MATERIAL FOR THIS EXERCISE
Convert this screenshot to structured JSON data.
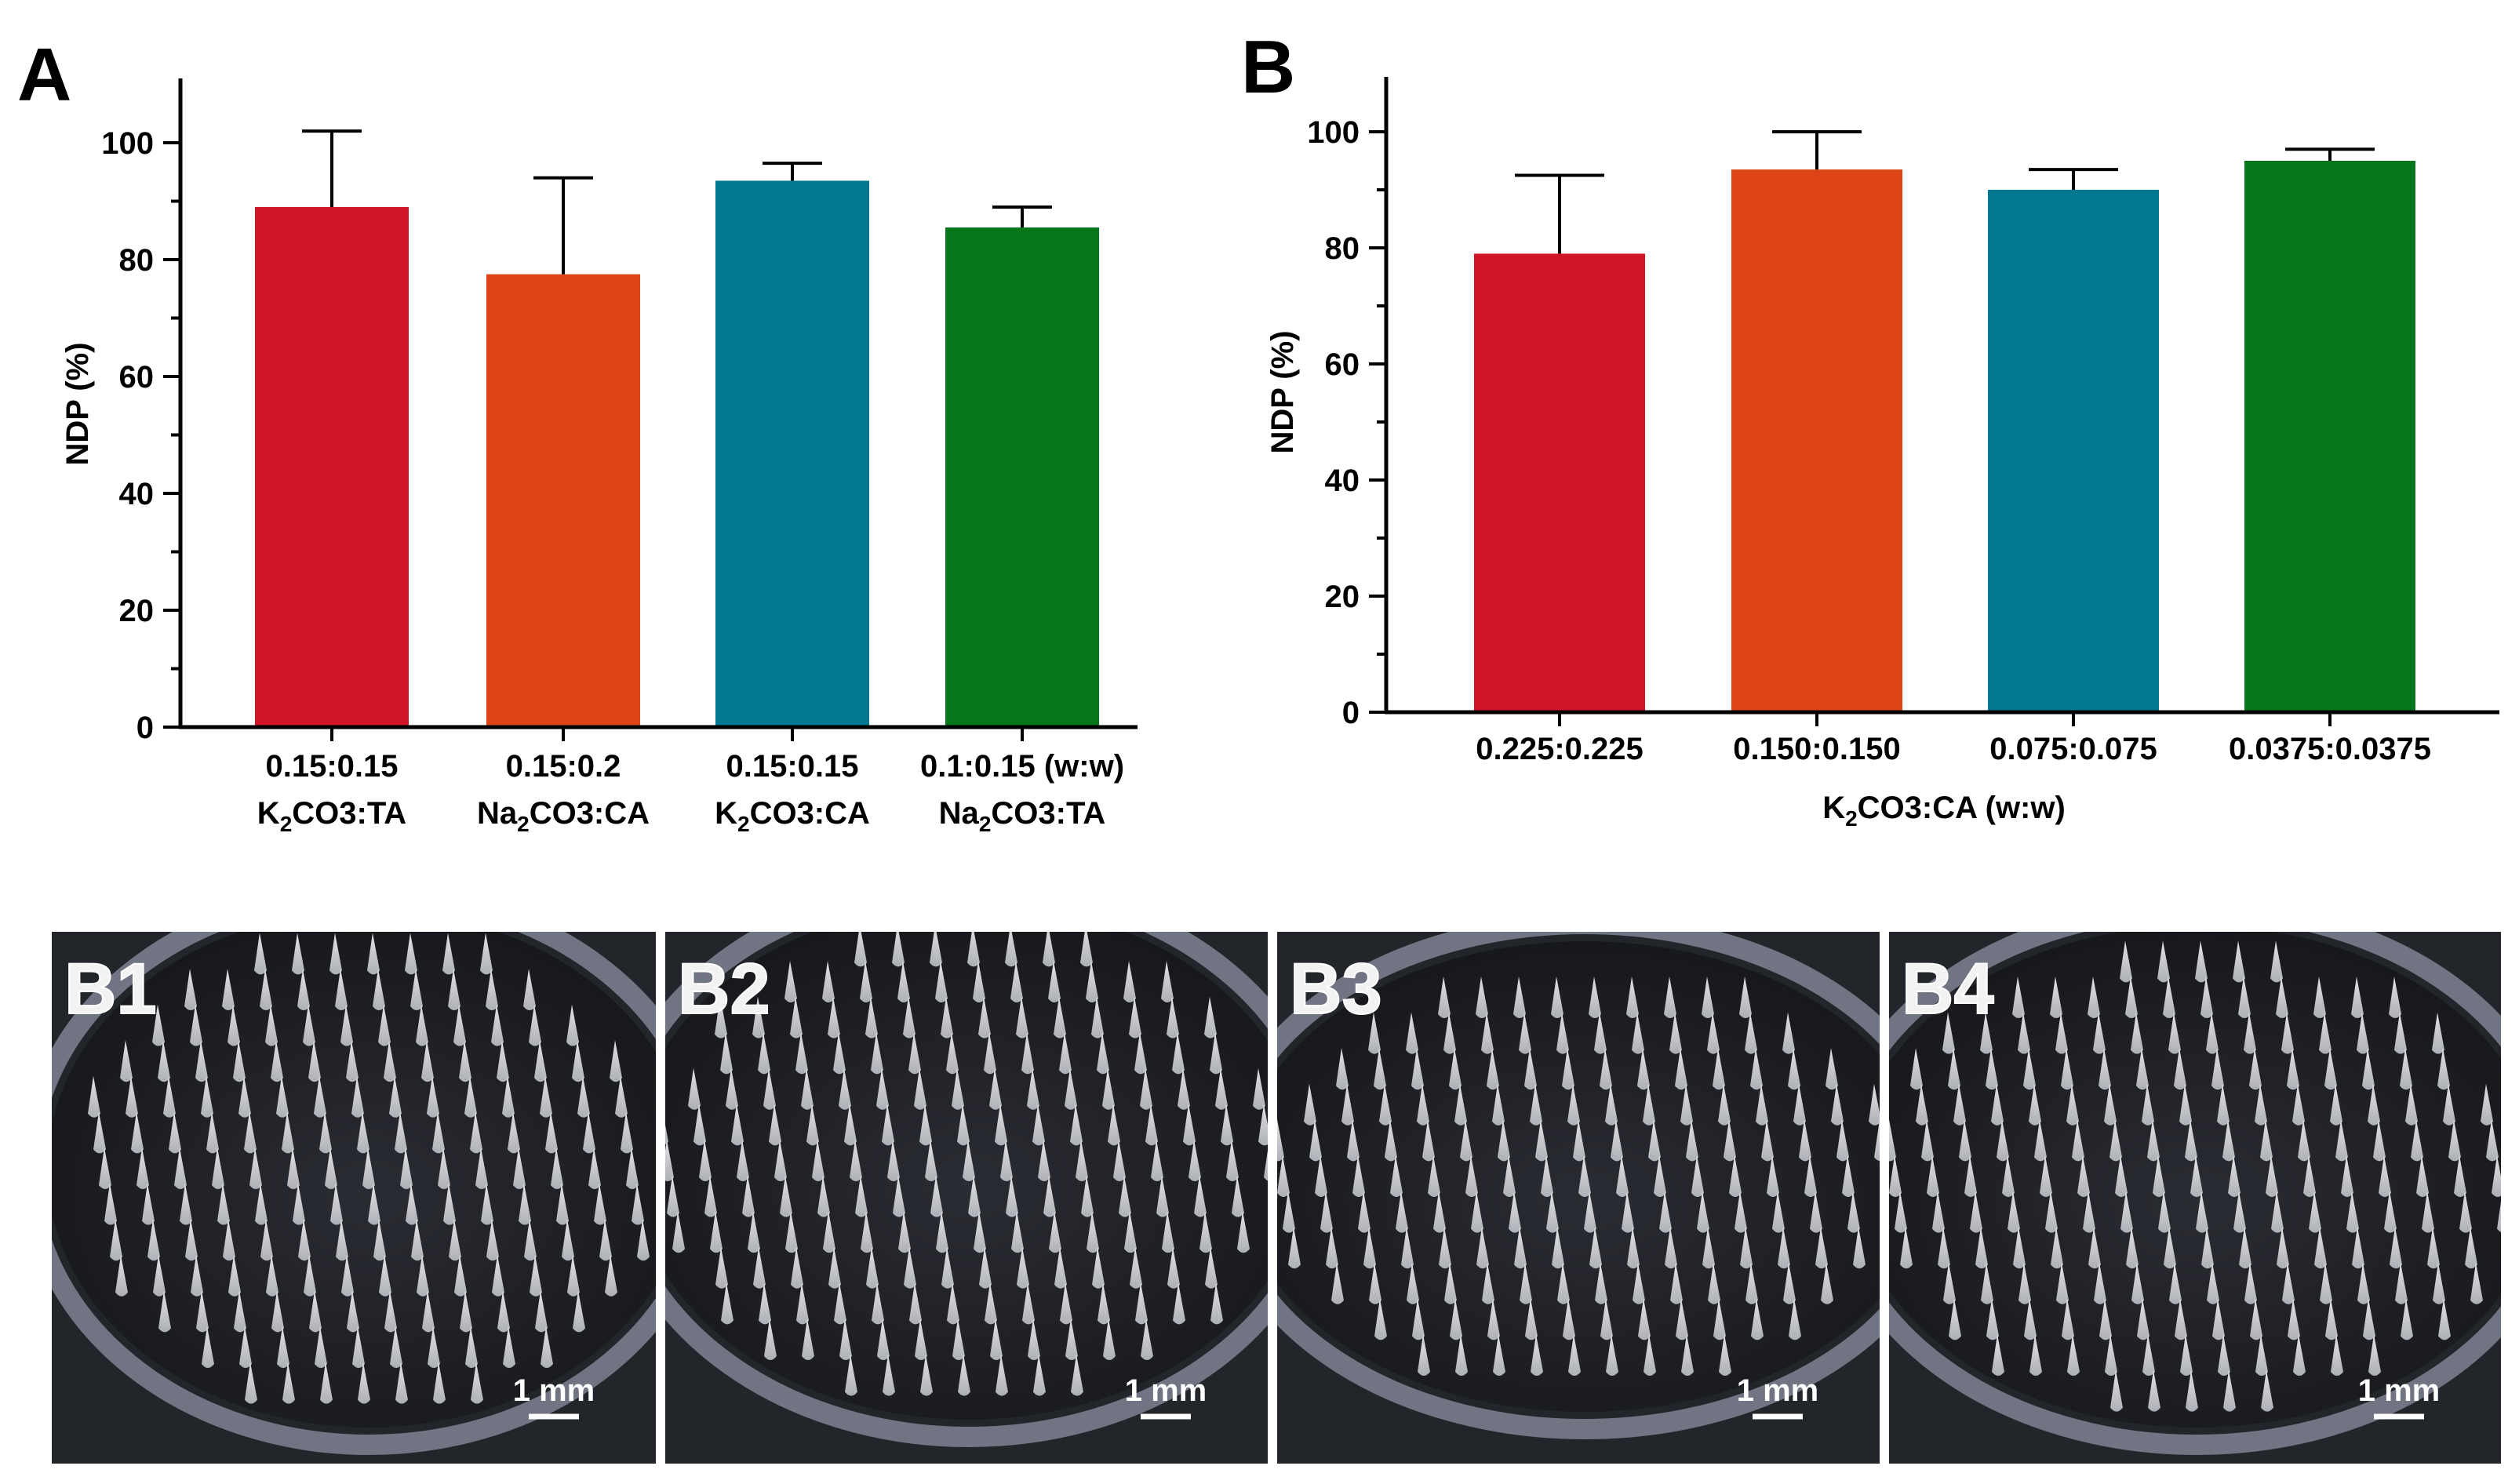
{
  "colors": {
    "red": "#d11529",
    "orange": "#dd4516",
    "teal": "#037890",
    "green": "#06761d",
    "photo_bg": "#22252a",
    "needle": "#d8d9db"
  },
  "chart_data": [
    {
      "type": "bar",
      "panel_label": "A",
      "ylabel": "NDP (%)",
      "xlabel": "",
      "ylim": [
        0,
        110
      ],
      "yticks": [
        0,
        20,
        40,
        60,
        80,
        100
      ],
      "categories": [
        {
          "line1": "0.15:0.15",
          "line2_pre": "K",
          "line2_sub": "2",
          "line2_post": "CO3:TA"
        },
        {
          "line1": "0.15:0.2",
          "line2_pre": "Na",
          "line2_sub": "2",
          "line2_post": "CO3:CA"
        },
        {
          "line1": "0.15:0.15",
          "line2_pre": "K",
          "line2_sub": "2",
          "line2_post": "CO3:CA"
        },
        {
          "line1": "0.1:0.15 (w:w)",
          "line2_pre": "Na",
          "line2_sub": "2",
          "line2_post": "CO3:TA"
        }
      ],
      "values": [
        89,
        77.5,
        93.5,
        85.5
      ],
      "errors": [
        13,
        16.5,
        3,
        3.5
      ],
      "colors": [
        "#d11529",
        "#dd4516",
        "#037890",
        "#06761d"
      ]
    },
    {
      "type": "bar",
      "panel_label": "B",
      "ylabel": "NDP (%)",
      "xlabel_pre": "K",
      "xlabel_sub": "2",
      "xlabel_post": "CO3:CA (w:w)",
      "ylim": [
        0,
        110
      ],
      "yticks": [
        0,
        20,
        40,
        60,
        80,
        100
      ],
      "categories": [
        "0.225:0.225",
        "0.150:0.150",
        "0.075:0.075",
        "0.0375:0.0375"
      ],
      "values": [
        79,
        93.5,
        90,
        95
      ],
      "errors": [
        13.5,
        6.5,
        3.5,
        2
      ],
      "colors": [
        "#d11529",
        "#dd4516",
        "#037890",
        "#06761d"
      ]
    }
  ],
  "photos": [
    {
      "label": "B1",
      "scale": "1 mm"
    },
    {
      "label": "B2",
      "scale": "1 mm"
    },
    {
      "label": "B3",
      "scale": "1 mm"
    },
    {
      "label": "B4",
      "scale": "1 mm"
    }
  ]
}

WORK INSTRUCTIONS
Could you reproduce every record above exactly, leaving out the pictures?

RESPONSE BELOW
Convert this screenshot to structured JSON data.
{
  "colors": {
    "red": "#d11529",
    "orange": "#dd4516",
    "teal": "#037890",
    "green": "#06761d",
    "photo_bg": "#22252a",
    "needle": "#d8d9db"
  },
  "chart_data": [
    {
      "type": "bar",
      "panel_label": "A",
      "ylabel": "NDP (%)",
      "xlabel": "",
      "ylim": [
        0,
        110
      ],
      "yticks": [
        0,
        20,
        40,
        60,
        80,
        100
      ],
      "categories": [
        {
          "line1": "0.15:0.15",
          "line2_pre": "K",
          "line2_sub": "2",
          "line2_post": "CO3:TA"
        },
        {
          "line1": "0.15:0.2",
          "line2_pre": "Na",
          "line2_sub": "2",
          "line2_post": "CO3:CA"
        },
        {
          "line1": "0.15:0.15",
          "line2_pre": "K",
          "line2_sub": "2",
          "line2_post": "CO3:CA"
        },
        {
          "line1": "0.1:0.15 (w:w)",
          "line2_pre": "Na",
          "line2_sub": "2",
          "line2_post": "CO3:TA"
        }
      ],
      "values": [
        89,
        77.5,
        93.5,
        85.5
      ],
      "errors": [
        13,
        16.5,
        3,
        3.5
      ],
      "colors": [
        "#d11529",
        "#dd4516",
        "#037890",
        "#06761d"
      ]
    },
    {
      "type": "bar",
      "panel_label": "B",
      "ylabel": "NDP (%)",
      "xlabel_pre": "K",
      "xlabel_sub": "2",
      "xlabel_post": "CO3:CA (w:w)",
      "ylim": [
        0,
        110
      ],
      "yticks": [
        0,
        20,
        40,
        60,
        80,
        100
      ],
      "categories": [
        "0.225:0.225",
        "0.150:0.150",
        "0.075:0.075",
        "0.0375:0.0375"
      ],
      "values": [
        79,
        93.5,
        90,
        95
      ],
      "errors": [
        13.5,
        6.5,
        3.5,
        2
      ],
      "colors": [
        "#d11529",
        "#dd4516",
        "#037890",
        "#06761d"
      ]
    }
  ],
  "photos": [
    {
      "label": "B1",
      "scale": "1 mm"
    },
    {
      "label": "B2",
      "scale": "1 mm"
    },
    {
      "label": "B3",
      "scale": "1 mm"
    },
    {
      "label": "B4",
      "scale": "1 mm"
    }
  ]
}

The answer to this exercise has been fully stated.